PROMPT
Below are records to be output exactly, every one of them.

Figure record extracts

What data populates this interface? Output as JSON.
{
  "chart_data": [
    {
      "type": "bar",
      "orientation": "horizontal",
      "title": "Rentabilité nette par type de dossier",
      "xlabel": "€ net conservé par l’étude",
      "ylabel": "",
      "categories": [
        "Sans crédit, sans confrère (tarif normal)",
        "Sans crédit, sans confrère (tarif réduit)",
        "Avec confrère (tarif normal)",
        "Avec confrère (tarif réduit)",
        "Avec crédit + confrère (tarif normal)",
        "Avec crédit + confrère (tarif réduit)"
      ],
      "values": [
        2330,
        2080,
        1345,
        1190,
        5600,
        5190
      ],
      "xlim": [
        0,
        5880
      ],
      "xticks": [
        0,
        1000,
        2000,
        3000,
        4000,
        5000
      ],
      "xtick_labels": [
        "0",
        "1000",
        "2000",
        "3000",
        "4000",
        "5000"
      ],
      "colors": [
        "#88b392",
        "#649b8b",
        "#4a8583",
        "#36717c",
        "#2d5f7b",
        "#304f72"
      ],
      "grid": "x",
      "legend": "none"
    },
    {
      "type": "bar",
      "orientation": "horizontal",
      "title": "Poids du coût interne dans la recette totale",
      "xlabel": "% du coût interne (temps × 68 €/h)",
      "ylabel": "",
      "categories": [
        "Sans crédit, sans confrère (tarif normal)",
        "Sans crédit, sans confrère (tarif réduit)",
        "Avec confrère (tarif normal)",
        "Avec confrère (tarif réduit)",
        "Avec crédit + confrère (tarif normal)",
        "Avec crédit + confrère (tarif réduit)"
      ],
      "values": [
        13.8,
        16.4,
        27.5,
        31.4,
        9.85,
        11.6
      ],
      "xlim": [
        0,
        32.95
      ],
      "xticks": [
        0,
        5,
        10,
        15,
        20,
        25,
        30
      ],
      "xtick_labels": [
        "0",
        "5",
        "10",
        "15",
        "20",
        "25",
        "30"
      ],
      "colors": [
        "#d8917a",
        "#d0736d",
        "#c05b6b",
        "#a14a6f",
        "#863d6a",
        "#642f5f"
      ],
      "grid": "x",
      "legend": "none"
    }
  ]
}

SOLUTION FOR THIS TASK
What data populates this interface? Output as JSON.
{
  "chart_data": [
    {
      "type": "bar",
      "orientation": "horizontal",
      "title": "Rentabilité nette par type de dossier",
      "xlabel": "€ net conservé par l’étude",
      "ylabel": "",
      "categories": [
        "Sans crédit, sans confrère (tarif normal)",
        "Sans crédit, sans confrère (tarif réduit)",
        "Avec confrère (tarif normal)",
        "Avec confrère (tarif réduit)",
        "Avec crédit + confrère (tarif normal)",
        "Avec crédit + confrère (tarif réduit)"
      ],
      "values": [
        2330,
        2080,
        1345,
        1190,
        5600,
        5190
      ],
      "xlim": [
        0,
        5880
      ],
      "xticks": [
        0,
        1000,
        2000,
        3000,
        4000,
        5000
      ],
      "xtick_labels": [
        "0",
        "1000",
        "2000",
        "3000",
        "4000",
        "5000"
      ],
      "colors": [
        "#88b392",
        "#649b8b",
        "#4a8583",
        "#36717c",
        "#2d5f7b",
        "#304f72"
      ],
      "grid": "x",
      "legend": "none"
    },
    {
      "type": "bar",
      "orientation": "horizontal",
      "title": "Poids du coût interne dans la recette totale",
      "xlabel": "% du coût interne (temps × 68 €/h)",
      "ylabel": "",
      "categories": [
        "Sans crédit, sans confrère (tarif normal)",
        "Sans crédit, sans confrère (tarif réduit)",
        "Avec confrère (tarif normal)",
        "Avec confrère (tarif réduit)",
        "Avec crédit + confrère (tarif normal)",
        "Avec crédit + confrère (tarif réduit)"
      ],
      "values": [
        13.8,
        16.4,
        27.5,
        31.4,
        9.85,
        11.6
      ],
      "xlim": [
        0,
        32.95
      ],
      "xticks": [
        0,
        5,
        10,
        15,
        20,
        25,
        30
      ],
      "xtick_labels": [
        "0",
        "5",
        "10",
        "15",
        "20",
        "25",
        "30"
      ],
      "colors": [
        "#d8917a",
        "#d0736d",
        "#c05b6b",
        "#a14a6f",
        "#863d6a",
        "#642f5f"
      ],
      "grid": "x",
      "legend": "none"
    }
  ]
}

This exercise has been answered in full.